WHAT IS NEEDED >> Scan the data beneath this task and copy each line that includes "structured".

☆ ☆ ☆ ☆

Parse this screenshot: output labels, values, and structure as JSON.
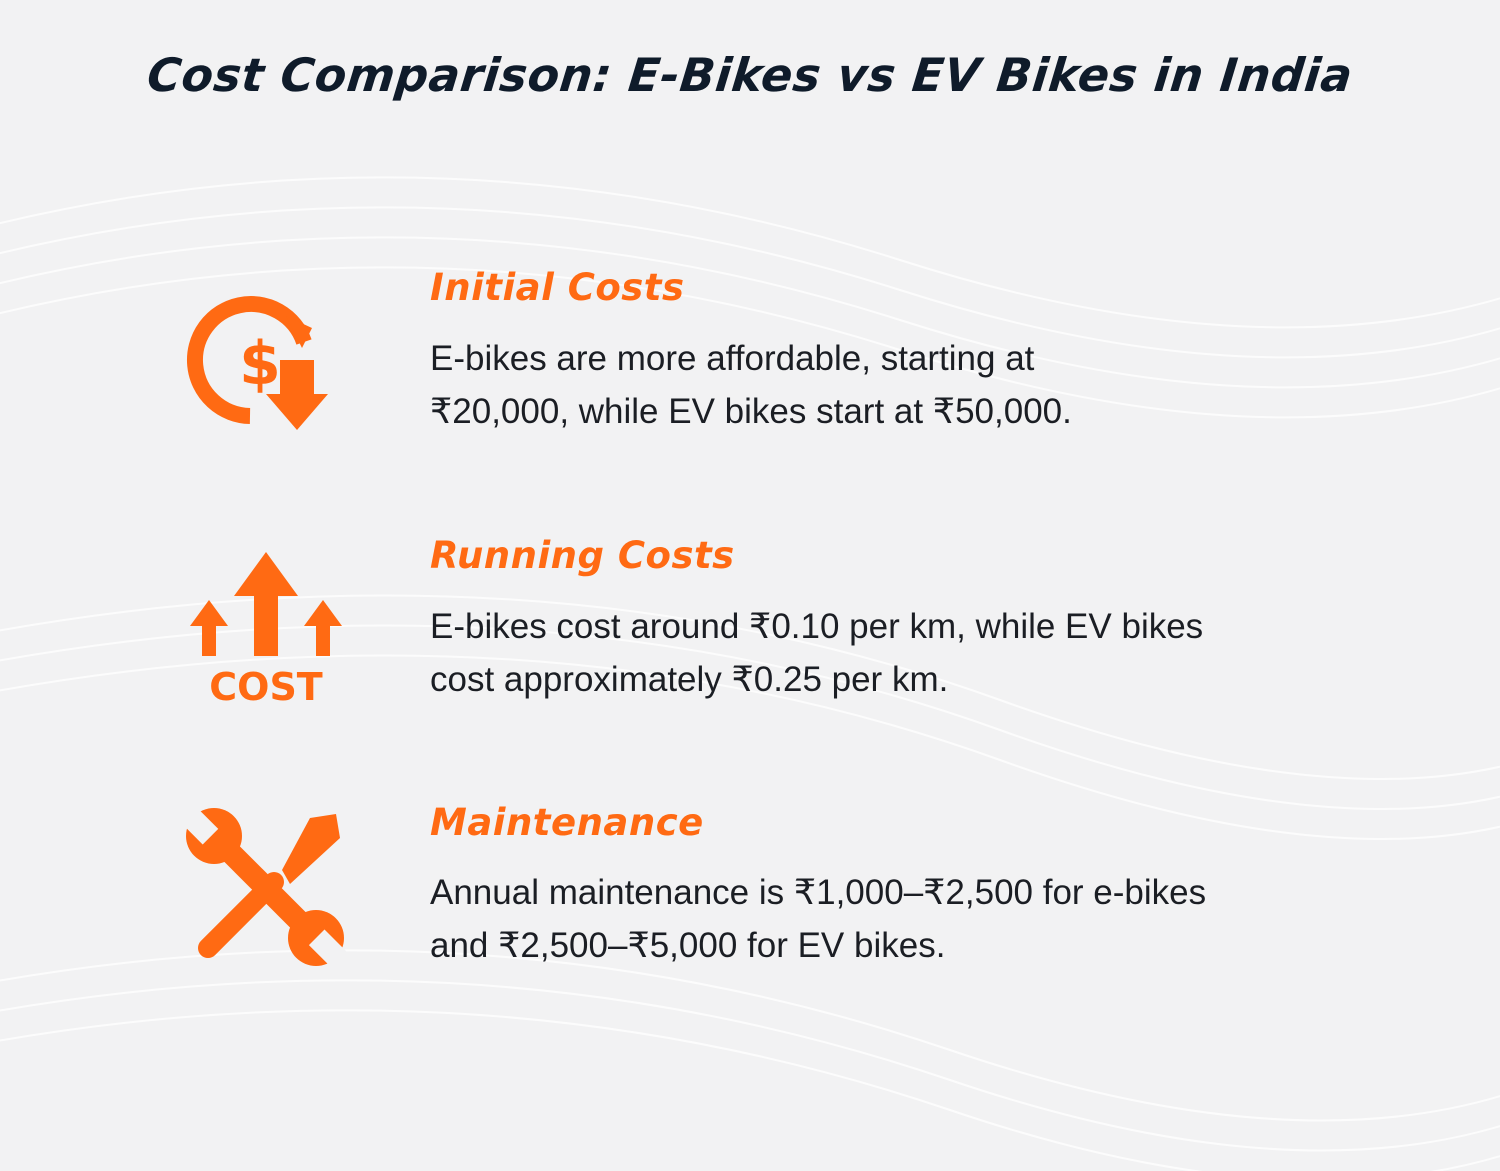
{
  "title": "Cost Comparison: E-Bikes vs EV Bikes in India",
  "accent_color": "#ff6a13",
  "sections": [
    {
      "icon": "dollar-down-icon",
      "heading": "Initial Costs",
      "body_line1": "E-bikes are more affordable, starting at",
      "body_line2": "₹20,000, while EV bikes start at ₹50,000."
    },
    {
      "icon": "cost-up-arrows-icon",
      "icon_label": "COST",
      "heading": "Running Costs",
      "body_line1": "E-bikes cost around ₹0.10 per km, while EV bikes",
      "body_line2": "cost approximately ₹0.25 per km."
    },
    {
      "icon": "wrench-screwdriver-icon",
      "heading": "Maintenance",
      "body_line1": "Annual maintenance is ₹1,000–₹2,500 for e-bikes",
      "body_line2": "and ₹2,500–₹5,000 for EV bikes."
    }
  ]
}
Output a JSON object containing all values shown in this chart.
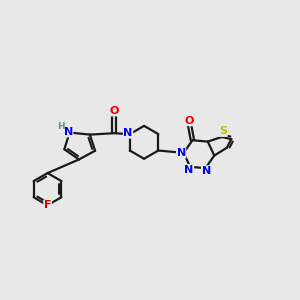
{
  "background_color": "#e8e8e8",
  "bond_color": "#1a1a1a",
  "bond_width": 1.6,
  "atom_colors": {
    "N": "#0000ee",
    "O": "#ee0000",
    "S": "#bbbb00",
    "F": "#cc0000",
    "H": "#4a9a9a",
    "C": "#1a1a1a"
  },
  "font_size": 8.0,
  "fig_width": 3.0,
  "fig_height": 3.0,
  "xlim": [
    0.0,
    8.5
  ],
  "ylim": [
    0.8,
    5.6
  ]
}
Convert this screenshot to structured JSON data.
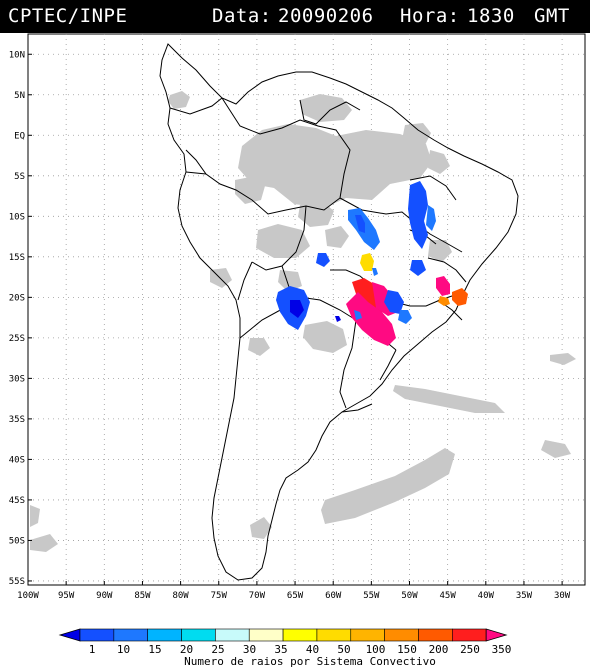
{
  "header": {
    "agency": "CPTEC/INPE",
    "date_label": "Data:",
    "date_value": "20090206",
    "time_label": "Hora:",
    "time_value": "1830",
    "time_zone": "GMT"
  },
  "map": {
    "lat_labels": [
      "10N",
      "5N",
      "EQ",
      "5S",
      "10S",
      "15S",
      "20S",
      "25S",
      "30S",
      "35S",
      "40S",
      "45S",
      "50S",
      "55S"
    ],
    "lon_labels": [
      "100W",
      "95W",
      "90W",
      "85W",
      "80W",
      "75W",
      "70W",
      "65W",
      "60W",
      "55W",
      "50W",
      "45W",
      "40W",
      "35W",
      "30W"
    ],
    "frame_color": "#000000",
    "grid": true
  },
  "colorbar": {
    "labels": [
      "1",
      "10",
      "15",
      "20",
      "25",
      "30",
      "35",
      "40",
      "50",
      "100",
      "150",
      "200",
      "250",
      "350"
    ],
    "colors": [
      "#0000e6",
      "#1450ff",
      "#1e78ff",
      "#00b4ff",
      "#00dcf0",
      "#c8fafa",
      "#ffffc8",
      "#ffff00",
      "#ffdc00",
      "#ffb400",
      "#ff8c00",
      "#ff5a00",
      "#ff1e1e",
      "#ff0a82"
    ],
    "title": "Numero de raios por Sistema Convectivo"
  },
  "legend_colors": {
    "cloud_gray": "#c8c8c8"
  }
}
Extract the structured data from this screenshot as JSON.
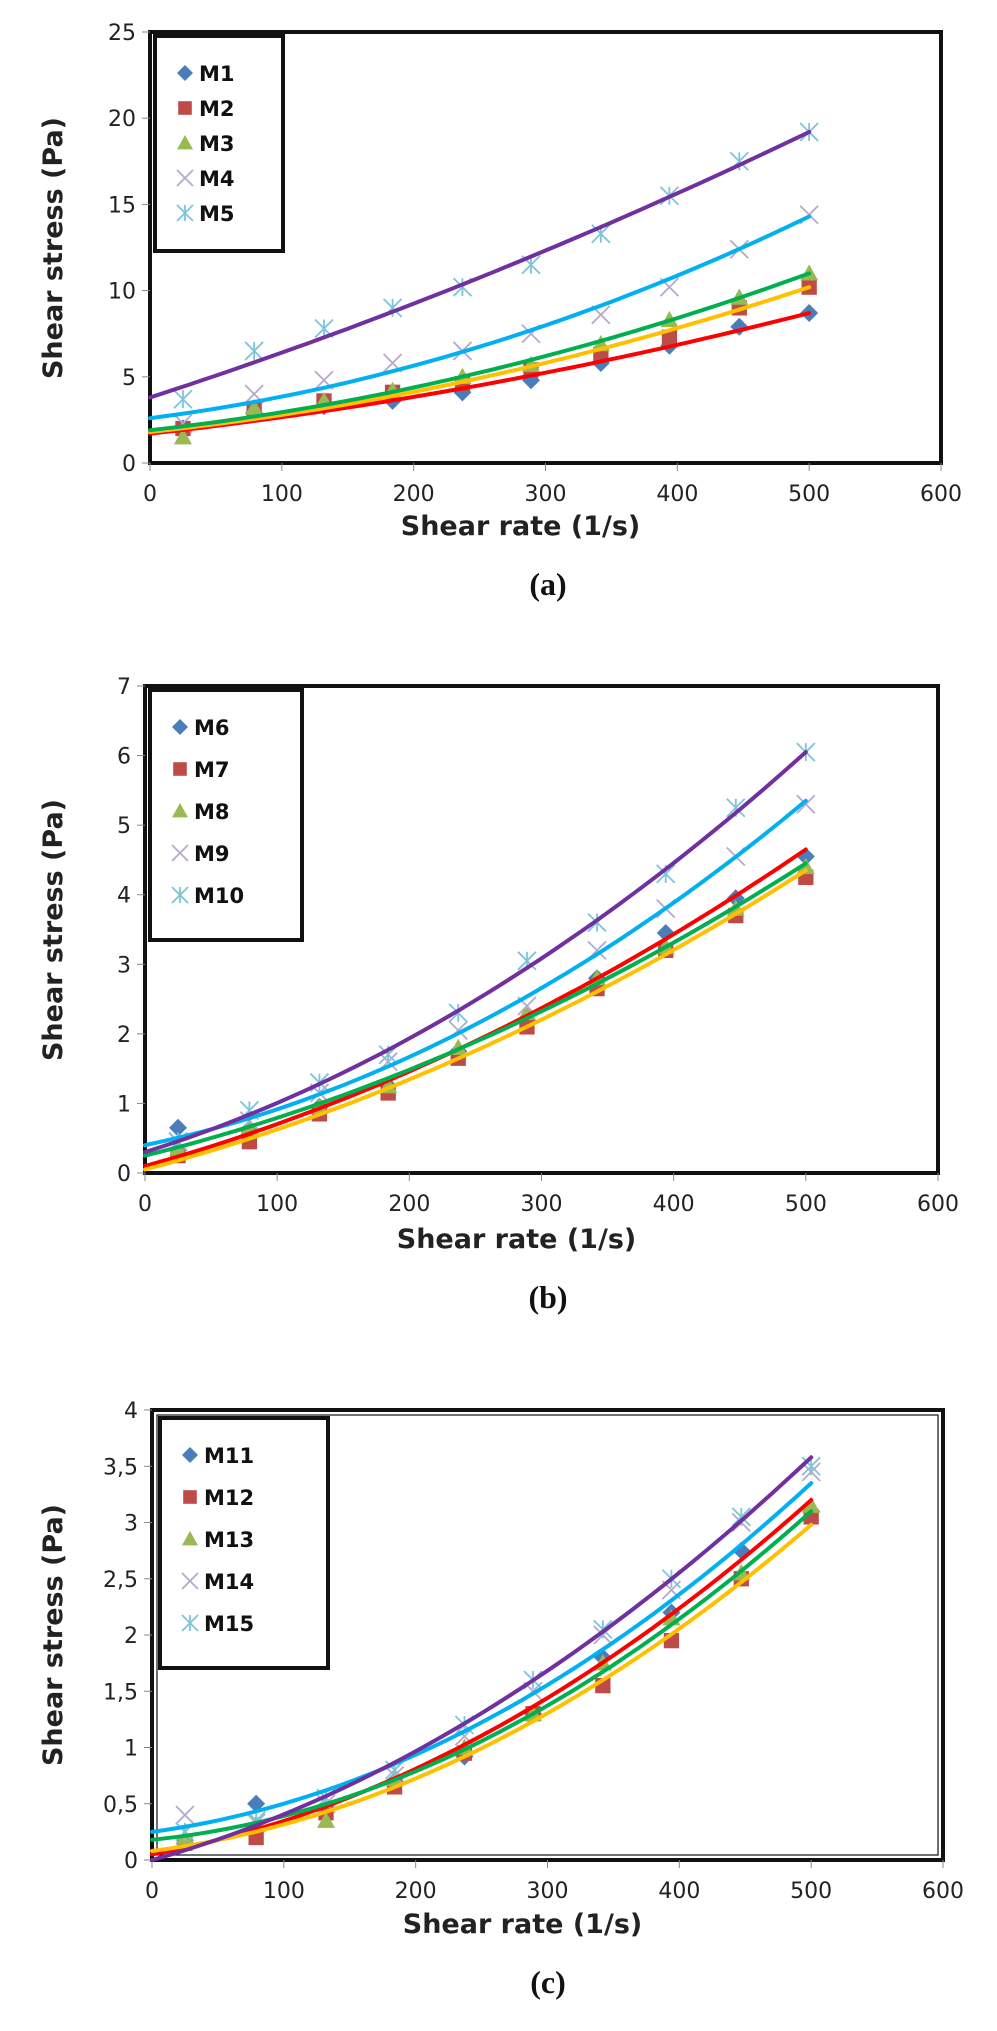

☆ ☆ ☆ ☆

TASK SOLUTION >>
Convert this screenshot to structured JSON data.
Extract the structured data from this screenshot as JSON.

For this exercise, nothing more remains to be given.